GOAL —
Give the count of lines in the data that include "Environmental", with no other words.

--- start PROVIDED RECORDS ---

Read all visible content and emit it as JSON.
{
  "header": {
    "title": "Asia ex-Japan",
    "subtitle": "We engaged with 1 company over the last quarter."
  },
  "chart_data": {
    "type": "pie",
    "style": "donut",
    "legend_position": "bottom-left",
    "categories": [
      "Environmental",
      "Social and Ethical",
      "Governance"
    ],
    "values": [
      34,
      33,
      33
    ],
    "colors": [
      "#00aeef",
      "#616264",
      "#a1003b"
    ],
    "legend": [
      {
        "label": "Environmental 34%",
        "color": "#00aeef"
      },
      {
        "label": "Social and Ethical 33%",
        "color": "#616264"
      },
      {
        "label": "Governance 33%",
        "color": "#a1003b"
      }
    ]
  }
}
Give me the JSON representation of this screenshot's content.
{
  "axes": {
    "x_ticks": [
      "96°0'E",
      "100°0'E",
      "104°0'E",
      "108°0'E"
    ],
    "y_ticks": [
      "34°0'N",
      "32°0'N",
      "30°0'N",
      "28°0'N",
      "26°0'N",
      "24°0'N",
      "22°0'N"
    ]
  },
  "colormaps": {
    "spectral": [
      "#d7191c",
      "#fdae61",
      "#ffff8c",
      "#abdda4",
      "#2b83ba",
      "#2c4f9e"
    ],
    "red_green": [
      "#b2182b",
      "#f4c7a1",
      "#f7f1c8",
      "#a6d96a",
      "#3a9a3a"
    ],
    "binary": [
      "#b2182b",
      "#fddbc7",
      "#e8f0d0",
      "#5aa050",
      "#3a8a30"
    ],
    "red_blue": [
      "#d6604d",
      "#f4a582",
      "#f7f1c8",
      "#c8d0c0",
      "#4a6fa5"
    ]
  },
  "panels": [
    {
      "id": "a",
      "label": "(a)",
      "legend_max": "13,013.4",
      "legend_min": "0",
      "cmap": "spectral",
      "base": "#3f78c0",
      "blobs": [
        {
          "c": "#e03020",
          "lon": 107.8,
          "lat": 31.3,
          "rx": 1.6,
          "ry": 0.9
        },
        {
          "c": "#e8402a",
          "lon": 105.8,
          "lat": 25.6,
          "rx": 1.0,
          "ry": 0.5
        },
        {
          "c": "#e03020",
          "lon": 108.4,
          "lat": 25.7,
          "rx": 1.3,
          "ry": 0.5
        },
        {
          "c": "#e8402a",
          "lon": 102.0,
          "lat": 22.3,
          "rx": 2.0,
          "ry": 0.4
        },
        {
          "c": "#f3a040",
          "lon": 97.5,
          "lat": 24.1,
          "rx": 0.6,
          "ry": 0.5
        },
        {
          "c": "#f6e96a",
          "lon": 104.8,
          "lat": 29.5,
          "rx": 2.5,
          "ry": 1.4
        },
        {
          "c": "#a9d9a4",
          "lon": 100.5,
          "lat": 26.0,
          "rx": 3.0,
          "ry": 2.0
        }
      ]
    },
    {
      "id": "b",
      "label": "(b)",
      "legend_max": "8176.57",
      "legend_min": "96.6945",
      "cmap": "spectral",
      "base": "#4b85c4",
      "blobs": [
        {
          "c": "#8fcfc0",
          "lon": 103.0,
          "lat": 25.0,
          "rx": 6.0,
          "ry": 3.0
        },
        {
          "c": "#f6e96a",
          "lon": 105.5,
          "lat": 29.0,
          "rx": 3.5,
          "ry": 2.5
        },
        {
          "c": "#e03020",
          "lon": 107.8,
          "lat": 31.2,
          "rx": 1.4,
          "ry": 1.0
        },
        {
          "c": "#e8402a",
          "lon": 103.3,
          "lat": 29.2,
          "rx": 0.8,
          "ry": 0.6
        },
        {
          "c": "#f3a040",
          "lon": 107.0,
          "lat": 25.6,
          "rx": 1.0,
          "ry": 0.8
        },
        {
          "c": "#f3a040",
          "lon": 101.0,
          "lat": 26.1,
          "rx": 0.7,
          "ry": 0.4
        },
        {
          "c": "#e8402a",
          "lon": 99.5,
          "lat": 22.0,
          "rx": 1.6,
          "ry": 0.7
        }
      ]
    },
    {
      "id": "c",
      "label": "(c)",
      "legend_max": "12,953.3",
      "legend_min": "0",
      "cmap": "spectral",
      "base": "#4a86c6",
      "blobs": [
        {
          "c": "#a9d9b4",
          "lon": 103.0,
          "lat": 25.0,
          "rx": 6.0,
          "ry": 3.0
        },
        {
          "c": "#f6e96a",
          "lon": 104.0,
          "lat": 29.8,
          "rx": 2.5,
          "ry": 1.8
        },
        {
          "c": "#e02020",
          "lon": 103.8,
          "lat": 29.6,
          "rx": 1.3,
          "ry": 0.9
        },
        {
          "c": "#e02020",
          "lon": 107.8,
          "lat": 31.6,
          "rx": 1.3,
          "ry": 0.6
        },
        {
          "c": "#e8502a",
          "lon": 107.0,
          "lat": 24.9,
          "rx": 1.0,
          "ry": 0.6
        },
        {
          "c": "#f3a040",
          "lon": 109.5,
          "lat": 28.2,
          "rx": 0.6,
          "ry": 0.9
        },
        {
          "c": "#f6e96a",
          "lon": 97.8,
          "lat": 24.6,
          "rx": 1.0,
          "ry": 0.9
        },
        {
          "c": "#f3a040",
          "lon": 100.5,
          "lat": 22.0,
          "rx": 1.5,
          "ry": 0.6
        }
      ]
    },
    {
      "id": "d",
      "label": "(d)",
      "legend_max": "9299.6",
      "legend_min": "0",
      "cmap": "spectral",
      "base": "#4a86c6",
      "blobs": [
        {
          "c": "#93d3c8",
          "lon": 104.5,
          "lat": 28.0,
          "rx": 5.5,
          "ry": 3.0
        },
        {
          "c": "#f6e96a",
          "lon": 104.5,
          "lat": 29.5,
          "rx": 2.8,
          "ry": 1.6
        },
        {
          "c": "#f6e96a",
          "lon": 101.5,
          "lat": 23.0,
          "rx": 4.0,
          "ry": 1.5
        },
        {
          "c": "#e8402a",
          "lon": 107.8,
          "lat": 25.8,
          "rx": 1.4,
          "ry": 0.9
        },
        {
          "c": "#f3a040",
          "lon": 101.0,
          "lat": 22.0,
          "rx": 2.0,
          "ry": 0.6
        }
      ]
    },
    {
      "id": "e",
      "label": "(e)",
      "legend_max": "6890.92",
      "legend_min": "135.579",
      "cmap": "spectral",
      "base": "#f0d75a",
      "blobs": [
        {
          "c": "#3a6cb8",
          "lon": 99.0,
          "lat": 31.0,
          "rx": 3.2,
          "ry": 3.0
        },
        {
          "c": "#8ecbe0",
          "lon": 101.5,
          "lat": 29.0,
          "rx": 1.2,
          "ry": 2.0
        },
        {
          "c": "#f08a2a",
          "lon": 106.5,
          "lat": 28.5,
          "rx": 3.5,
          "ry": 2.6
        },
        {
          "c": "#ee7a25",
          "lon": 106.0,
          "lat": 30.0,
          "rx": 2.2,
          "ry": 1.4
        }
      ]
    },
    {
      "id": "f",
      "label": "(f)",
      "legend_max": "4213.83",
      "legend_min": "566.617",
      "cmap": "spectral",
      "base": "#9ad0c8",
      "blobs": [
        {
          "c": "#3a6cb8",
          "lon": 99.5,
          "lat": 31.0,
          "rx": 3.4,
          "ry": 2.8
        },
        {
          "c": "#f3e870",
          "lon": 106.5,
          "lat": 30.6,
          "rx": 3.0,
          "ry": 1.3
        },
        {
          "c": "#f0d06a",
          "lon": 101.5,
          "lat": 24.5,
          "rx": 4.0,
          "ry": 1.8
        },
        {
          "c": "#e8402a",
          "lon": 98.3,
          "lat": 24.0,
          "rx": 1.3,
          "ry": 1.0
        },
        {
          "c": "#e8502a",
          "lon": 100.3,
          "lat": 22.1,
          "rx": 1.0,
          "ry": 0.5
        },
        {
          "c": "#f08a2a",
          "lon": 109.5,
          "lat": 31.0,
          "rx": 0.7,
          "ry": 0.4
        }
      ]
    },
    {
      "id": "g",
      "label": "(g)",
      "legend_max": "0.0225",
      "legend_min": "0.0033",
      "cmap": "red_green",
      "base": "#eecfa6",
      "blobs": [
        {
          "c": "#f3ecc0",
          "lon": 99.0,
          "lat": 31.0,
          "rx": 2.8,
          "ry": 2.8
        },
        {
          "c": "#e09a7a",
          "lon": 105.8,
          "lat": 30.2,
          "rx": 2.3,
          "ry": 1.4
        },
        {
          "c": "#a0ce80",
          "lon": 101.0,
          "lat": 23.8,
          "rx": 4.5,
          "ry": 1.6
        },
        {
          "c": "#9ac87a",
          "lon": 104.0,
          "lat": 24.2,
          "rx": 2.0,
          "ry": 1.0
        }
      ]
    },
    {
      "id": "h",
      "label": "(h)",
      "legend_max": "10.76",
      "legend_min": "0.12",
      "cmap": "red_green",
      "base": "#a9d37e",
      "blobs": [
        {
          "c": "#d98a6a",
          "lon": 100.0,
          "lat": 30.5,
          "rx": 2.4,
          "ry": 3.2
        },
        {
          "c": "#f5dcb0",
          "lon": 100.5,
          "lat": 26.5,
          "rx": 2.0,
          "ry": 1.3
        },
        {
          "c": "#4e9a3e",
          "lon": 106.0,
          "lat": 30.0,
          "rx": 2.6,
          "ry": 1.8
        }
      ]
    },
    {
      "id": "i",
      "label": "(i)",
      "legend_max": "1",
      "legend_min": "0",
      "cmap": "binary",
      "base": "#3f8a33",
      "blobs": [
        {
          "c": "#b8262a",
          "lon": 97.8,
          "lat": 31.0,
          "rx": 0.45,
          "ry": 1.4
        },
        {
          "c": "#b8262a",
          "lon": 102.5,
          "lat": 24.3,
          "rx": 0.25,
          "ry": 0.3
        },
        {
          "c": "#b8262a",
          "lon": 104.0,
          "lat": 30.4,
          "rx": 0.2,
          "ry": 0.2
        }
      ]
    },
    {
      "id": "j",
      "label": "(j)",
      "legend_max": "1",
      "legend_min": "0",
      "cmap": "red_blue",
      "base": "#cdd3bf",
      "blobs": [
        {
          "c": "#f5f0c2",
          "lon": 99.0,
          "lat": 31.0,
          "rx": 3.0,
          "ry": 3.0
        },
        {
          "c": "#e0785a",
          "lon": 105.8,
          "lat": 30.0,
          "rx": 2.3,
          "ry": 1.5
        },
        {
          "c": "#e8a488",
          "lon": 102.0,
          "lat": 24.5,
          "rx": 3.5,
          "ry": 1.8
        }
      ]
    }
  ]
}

--- end PROVIDED RECORDS ---

FULL OUTPUT —
2